GIVEN INSTRUCTION:
Look through the records below, and copy out every line that holds the string "storms".

GIVEN RECORDS:
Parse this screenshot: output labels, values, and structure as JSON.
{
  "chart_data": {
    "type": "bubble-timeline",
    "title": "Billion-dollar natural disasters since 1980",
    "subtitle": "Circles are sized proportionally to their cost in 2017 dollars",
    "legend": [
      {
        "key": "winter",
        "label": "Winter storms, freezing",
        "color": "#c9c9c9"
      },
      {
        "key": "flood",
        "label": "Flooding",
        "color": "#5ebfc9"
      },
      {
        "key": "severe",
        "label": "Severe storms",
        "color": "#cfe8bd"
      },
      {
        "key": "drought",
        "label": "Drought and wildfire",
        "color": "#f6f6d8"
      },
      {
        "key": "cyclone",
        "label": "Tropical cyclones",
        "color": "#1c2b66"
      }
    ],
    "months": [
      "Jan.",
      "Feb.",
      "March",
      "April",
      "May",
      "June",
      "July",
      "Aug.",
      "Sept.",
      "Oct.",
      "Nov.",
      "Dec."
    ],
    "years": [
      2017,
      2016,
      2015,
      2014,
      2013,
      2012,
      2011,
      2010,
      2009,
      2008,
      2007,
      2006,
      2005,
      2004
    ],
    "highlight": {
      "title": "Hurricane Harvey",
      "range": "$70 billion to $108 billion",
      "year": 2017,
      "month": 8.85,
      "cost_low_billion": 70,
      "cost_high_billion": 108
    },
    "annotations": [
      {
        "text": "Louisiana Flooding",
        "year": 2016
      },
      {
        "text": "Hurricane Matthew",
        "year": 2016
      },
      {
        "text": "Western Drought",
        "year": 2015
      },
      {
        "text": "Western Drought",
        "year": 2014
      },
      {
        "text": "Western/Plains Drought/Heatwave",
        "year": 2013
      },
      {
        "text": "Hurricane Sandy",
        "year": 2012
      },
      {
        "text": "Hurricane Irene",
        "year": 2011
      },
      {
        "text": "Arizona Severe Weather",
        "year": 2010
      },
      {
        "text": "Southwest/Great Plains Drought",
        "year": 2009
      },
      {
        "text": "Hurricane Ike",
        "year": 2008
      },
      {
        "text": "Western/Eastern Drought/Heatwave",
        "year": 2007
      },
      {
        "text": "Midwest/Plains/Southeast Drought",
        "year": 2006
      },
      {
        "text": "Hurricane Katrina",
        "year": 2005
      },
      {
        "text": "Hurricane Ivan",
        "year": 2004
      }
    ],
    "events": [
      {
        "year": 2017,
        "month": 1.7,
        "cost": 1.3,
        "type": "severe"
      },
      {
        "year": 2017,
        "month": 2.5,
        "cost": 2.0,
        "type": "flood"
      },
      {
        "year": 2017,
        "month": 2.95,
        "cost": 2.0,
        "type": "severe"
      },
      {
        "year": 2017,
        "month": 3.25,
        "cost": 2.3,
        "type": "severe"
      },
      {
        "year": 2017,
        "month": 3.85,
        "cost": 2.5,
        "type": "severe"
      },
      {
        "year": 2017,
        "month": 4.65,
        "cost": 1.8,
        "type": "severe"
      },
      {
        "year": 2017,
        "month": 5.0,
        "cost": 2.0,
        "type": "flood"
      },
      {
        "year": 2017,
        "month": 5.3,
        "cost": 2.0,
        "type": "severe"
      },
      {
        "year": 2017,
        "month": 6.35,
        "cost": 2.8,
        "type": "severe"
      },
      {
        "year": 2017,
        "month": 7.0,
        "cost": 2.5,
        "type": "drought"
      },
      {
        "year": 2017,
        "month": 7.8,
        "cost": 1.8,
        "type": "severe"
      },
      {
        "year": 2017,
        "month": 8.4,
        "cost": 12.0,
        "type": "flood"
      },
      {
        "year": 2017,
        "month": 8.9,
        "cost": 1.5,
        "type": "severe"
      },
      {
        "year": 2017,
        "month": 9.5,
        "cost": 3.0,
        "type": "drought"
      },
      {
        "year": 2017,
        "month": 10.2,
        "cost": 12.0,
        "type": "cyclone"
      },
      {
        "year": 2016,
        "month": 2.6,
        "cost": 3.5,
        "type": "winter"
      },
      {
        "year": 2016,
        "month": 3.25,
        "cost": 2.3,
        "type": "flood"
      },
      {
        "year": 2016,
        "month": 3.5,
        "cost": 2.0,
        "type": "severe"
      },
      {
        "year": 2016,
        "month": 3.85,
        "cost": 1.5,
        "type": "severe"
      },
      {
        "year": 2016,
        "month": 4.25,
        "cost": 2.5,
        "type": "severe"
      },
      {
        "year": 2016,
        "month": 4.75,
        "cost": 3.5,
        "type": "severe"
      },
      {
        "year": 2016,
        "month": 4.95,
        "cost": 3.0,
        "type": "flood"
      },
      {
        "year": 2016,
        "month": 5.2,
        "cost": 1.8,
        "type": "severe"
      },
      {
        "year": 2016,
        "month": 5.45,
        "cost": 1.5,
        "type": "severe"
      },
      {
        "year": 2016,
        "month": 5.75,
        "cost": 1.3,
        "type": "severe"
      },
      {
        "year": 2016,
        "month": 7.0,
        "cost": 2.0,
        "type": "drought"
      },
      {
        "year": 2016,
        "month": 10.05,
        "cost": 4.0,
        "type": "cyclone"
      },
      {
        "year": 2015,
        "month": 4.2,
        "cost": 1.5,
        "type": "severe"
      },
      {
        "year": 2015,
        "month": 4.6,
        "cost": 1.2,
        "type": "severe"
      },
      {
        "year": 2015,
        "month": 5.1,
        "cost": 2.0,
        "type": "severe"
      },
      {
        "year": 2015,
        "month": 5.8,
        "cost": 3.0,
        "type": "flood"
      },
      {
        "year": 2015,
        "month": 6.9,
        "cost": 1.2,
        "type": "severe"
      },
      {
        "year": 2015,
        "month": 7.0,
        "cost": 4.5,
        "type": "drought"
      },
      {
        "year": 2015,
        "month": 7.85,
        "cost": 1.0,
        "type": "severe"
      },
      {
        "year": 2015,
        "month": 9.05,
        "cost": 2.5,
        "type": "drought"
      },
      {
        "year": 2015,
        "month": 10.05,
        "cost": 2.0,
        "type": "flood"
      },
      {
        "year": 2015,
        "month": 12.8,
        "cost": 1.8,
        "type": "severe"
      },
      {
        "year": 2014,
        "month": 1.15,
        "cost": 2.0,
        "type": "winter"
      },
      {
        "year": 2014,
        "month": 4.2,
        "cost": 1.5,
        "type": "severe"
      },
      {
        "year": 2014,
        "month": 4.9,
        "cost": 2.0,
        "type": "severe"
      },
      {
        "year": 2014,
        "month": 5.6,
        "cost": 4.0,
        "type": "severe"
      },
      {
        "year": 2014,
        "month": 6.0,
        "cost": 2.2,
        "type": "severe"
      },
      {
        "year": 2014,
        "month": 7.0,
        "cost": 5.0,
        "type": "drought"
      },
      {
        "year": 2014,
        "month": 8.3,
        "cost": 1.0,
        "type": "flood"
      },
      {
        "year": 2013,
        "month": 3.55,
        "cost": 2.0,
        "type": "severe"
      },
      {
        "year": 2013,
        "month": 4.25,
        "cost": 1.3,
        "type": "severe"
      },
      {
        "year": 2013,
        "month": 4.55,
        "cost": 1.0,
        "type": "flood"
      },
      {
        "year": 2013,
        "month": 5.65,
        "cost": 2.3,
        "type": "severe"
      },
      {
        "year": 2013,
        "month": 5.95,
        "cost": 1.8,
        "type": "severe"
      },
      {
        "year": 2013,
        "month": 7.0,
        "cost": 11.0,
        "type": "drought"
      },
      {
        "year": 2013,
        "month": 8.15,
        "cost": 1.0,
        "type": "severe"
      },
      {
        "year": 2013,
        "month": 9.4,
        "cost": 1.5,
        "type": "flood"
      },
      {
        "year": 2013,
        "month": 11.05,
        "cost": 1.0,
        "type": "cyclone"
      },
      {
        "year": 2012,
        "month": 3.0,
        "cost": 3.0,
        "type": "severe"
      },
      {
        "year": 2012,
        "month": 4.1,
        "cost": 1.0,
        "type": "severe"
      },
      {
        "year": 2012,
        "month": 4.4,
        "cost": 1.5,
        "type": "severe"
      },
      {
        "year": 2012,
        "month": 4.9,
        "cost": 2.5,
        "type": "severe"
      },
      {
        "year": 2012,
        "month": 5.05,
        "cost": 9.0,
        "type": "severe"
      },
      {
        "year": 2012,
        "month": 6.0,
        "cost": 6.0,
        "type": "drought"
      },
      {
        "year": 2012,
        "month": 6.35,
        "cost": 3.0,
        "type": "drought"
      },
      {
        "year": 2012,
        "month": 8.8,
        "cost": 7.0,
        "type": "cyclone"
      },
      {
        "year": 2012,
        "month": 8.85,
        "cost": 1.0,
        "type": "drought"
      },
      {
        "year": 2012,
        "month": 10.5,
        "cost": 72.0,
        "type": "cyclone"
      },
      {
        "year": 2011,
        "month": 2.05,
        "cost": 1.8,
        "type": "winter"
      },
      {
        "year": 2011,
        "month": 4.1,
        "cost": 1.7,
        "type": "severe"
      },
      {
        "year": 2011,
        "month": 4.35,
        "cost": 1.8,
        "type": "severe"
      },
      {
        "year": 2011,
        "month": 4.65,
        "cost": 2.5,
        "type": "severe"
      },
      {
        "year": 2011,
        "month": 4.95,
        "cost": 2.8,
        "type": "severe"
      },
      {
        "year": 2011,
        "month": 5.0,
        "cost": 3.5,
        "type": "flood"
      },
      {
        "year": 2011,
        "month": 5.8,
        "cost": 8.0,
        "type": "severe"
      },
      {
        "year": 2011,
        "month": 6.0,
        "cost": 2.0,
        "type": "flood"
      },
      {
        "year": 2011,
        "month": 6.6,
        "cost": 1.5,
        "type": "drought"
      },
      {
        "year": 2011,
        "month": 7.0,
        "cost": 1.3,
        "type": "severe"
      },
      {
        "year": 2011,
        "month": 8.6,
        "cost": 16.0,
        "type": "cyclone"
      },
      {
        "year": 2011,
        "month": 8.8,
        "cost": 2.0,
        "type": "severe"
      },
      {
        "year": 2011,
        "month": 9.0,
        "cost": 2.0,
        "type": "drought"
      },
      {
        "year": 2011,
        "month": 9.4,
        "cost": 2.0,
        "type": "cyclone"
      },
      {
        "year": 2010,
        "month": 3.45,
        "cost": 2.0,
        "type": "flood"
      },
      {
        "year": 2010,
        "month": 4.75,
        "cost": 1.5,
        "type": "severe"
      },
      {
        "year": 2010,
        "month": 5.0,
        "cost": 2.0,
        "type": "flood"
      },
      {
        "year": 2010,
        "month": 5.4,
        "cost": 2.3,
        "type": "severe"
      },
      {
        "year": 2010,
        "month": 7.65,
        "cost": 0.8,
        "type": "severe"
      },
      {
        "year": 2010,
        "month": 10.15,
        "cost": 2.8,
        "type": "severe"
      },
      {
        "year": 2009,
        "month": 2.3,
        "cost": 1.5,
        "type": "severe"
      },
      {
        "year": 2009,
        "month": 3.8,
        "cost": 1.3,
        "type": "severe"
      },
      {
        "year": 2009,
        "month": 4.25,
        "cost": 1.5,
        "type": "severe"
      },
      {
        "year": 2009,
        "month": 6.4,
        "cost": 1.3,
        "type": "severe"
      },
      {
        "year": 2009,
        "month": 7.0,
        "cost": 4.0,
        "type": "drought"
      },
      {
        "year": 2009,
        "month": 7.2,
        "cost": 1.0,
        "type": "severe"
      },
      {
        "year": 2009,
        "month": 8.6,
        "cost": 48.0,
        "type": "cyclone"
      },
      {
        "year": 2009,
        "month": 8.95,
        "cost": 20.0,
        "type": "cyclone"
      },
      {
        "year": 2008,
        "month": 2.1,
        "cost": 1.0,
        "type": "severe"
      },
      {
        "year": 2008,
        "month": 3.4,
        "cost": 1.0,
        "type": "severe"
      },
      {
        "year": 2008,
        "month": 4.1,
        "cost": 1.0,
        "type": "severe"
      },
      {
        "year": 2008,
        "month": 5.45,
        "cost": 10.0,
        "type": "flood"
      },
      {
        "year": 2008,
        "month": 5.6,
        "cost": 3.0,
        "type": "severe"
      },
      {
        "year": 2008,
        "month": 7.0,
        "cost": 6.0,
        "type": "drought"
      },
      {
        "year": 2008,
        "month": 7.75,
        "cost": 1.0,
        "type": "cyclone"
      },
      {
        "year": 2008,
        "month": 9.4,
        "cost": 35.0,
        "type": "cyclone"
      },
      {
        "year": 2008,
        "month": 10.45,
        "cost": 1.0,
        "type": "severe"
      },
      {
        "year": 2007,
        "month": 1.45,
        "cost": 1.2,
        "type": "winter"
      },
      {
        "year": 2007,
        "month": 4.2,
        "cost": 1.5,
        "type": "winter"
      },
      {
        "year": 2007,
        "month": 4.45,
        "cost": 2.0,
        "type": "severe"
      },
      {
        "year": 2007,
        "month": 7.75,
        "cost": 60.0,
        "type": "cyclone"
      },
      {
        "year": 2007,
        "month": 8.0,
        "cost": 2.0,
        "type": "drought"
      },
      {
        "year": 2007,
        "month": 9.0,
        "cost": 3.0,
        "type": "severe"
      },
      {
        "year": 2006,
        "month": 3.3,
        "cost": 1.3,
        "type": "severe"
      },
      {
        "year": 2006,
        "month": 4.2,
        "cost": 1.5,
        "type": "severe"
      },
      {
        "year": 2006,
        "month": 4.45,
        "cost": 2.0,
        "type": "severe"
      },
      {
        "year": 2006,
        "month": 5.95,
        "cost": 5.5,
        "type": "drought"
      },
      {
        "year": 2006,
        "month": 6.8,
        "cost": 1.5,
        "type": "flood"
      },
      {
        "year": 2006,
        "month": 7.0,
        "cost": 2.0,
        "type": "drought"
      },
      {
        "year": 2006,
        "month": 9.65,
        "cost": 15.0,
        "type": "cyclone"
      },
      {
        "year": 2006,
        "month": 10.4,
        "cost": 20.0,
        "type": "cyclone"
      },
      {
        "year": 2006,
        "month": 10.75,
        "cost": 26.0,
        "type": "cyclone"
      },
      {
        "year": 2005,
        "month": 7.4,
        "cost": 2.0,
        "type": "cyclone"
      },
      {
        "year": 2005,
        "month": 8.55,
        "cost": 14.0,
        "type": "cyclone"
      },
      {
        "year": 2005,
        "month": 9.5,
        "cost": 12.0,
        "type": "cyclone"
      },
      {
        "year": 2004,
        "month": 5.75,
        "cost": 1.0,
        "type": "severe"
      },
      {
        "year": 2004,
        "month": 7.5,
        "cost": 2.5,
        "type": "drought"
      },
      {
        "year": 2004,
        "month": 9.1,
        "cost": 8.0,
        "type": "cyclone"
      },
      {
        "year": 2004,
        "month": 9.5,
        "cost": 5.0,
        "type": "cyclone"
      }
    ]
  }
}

FINAL ANSWER:
        "label": "Winter storms, freezing",
        "label": "Severe storms",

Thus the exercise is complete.